## start

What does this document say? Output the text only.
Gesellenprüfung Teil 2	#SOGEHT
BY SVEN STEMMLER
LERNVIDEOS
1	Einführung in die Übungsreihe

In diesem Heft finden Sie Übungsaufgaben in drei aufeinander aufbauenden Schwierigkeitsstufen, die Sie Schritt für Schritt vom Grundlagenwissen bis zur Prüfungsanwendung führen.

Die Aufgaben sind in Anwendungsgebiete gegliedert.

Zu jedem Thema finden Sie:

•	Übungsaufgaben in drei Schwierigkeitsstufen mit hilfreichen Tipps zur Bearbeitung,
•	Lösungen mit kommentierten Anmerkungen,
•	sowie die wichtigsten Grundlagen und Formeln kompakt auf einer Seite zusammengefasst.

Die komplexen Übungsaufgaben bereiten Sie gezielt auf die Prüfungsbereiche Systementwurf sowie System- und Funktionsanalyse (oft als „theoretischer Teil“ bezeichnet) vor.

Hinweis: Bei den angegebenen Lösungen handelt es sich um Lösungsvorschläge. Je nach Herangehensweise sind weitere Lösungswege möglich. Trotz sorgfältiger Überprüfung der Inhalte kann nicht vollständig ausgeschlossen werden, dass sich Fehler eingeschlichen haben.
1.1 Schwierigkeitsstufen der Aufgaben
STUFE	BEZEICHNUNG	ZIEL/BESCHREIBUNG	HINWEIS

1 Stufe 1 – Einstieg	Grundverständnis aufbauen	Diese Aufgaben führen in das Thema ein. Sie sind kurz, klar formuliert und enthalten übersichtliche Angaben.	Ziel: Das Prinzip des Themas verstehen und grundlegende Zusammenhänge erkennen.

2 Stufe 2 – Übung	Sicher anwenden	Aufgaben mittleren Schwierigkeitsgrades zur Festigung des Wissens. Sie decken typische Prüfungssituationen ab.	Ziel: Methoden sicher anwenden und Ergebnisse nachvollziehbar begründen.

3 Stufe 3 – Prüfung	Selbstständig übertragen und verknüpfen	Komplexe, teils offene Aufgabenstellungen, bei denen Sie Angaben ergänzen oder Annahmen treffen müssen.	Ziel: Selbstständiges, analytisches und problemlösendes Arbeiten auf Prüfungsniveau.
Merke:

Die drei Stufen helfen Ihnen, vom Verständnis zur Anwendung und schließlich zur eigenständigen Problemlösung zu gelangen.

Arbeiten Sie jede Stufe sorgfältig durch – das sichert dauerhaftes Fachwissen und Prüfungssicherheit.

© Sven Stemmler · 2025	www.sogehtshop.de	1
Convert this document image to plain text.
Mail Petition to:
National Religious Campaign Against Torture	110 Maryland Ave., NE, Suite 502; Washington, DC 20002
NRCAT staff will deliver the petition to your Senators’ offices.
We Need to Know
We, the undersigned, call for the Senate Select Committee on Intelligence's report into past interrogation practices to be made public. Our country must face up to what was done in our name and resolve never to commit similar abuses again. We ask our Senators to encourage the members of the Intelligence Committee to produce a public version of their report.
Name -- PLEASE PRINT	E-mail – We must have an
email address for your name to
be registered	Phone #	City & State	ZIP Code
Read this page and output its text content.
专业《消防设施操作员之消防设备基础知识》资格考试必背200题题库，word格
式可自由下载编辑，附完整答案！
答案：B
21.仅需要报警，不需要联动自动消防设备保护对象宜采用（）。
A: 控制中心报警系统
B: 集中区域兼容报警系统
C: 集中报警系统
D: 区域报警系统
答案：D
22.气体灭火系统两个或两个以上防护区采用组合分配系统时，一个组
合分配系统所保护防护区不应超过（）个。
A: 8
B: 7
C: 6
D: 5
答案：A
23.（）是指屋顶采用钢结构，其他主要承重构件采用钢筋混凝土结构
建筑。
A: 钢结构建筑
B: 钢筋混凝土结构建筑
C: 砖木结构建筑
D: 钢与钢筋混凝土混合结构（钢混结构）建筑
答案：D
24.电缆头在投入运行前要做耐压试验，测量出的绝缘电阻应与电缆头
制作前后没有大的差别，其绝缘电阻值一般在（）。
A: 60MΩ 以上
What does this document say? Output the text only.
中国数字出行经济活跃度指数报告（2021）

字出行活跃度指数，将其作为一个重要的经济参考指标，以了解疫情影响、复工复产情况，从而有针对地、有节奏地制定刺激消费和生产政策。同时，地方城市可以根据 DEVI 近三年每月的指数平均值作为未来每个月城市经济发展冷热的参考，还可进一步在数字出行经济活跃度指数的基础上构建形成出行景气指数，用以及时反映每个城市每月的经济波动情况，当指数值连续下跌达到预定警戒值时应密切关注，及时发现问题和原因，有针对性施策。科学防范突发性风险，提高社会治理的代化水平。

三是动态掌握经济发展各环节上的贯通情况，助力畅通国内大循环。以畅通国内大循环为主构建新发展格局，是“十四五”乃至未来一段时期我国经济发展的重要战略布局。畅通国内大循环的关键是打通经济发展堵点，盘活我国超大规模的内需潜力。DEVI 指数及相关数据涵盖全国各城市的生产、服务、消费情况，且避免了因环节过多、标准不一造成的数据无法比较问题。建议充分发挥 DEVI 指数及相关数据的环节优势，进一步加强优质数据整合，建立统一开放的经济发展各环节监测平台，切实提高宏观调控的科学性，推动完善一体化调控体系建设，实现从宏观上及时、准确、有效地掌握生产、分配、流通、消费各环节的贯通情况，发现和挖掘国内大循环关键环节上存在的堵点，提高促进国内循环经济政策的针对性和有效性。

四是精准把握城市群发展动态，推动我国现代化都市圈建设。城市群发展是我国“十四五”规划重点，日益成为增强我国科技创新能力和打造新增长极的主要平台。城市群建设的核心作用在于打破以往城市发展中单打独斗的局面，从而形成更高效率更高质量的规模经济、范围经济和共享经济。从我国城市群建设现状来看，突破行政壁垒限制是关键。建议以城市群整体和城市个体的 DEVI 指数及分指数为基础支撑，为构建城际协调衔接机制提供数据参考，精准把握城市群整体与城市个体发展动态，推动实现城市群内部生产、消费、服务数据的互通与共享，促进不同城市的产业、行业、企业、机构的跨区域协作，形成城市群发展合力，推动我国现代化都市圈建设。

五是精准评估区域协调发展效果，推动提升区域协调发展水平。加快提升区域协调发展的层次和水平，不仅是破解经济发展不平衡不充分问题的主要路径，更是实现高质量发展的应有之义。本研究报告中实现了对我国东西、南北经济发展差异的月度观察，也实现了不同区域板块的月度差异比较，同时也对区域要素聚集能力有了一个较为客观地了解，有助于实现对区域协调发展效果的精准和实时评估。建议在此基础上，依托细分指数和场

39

## end

Identify the lines of the data that contain the word "Arbeiten". Copy each of them.

[The response]:
3 Stufe 3 – Prüfung	Selbstständig übertragen und verknüpfen	Komplexe, teils offene Aufgabenstellungen, bei denen Sie Angaben ergänzen oder Annahmen treffen müssen.	Ziel: Selbstständiges, analytisches und problemlösendes Arbeiten auf Prüfungsniveau.
Arbeiten Sie jede Stufe sorgfältig durch – das sichert dauerhaftes Fachwissen und Prüfungssicherheit.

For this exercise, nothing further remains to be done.